◆ What you will do
Look through the data below. Pick out the lines holding the string "should".
★ ★ ★
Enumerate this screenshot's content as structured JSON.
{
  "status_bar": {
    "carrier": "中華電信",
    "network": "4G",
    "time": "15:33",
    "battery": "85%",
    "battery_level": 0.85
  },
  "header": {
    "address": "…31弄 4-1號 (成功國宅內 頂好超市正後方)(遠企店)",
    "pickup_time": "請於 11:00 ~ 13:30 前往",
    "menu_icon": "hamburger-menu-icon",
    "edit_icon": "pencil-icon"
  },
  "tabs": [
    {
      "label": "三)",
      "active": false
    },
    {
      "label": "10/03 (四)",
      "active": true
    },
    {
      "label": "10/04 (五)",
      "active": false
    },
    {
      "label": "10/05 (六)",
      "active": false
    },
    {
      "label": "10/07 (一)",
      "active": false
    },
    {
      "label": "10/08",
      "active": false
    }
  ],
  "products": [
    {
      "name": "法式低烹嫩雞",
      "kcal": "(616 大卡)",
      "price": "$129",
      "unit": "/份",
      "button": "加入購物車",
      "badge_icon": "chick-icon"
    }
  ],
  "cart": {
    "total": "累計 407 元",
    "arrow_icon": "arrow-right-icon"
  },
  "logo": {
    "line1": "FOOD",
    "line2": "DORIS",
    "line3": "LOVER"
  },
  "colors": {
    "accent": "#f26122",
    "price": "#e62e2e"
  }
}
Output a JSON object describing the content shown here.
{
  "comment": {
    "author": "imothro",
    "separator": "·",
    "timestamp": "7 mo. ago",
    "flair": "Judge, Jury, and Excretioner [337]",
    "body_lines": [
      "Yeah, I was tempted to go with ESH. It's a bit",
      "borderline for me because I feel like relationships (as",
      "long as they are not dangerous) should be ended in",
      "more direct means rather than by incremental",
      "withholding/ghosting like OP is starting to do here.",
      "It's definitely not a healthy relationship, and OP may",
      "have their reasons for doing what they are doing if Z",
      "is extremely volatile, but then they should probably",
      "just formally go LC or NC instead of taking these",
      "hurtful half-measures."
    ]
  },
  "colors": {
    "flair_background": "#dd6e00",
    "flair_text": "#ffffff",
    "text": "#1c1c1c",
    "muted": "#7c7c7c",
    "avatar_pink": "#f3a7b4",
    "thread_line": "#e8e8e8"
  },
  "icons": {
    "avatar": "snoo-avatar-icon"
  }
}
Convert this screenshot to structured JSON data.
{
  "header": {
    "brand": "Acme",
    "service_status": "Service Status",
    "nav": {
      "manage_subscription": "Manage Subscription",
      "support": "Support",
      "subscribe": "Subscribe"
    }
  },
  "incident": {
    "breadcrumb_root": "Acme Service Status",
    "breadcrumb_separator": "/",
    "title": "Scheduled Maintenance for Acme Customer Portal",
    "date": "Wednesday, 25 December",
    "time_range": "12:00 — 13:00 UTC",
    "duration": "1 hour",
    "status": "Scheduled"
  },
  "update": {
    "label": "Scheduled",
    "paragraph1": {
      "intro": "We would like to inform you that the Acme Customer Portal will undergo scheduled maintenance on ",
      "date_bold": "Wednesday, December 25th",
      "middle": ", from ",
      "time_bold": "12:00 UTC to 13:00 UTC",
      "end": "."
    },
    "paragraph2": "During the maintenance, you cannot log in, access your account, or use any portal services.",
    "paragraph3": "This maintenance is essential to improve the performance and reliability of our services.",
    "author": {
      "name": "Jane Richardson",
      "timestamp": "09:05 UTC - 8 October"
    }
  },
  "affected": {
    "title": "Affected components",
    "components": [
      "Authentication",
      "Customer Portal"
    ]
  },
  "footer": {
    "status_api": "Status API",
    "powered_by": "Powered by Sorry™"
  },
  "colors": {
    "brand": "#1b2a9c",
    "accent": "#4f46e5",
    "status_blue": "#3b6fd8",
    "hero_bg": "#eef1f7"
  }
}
★ ★ ★
◆ Solution to the problem
      "long as they are not dangerous) should be ended in",
      "is extremely volatile, but then they should probably",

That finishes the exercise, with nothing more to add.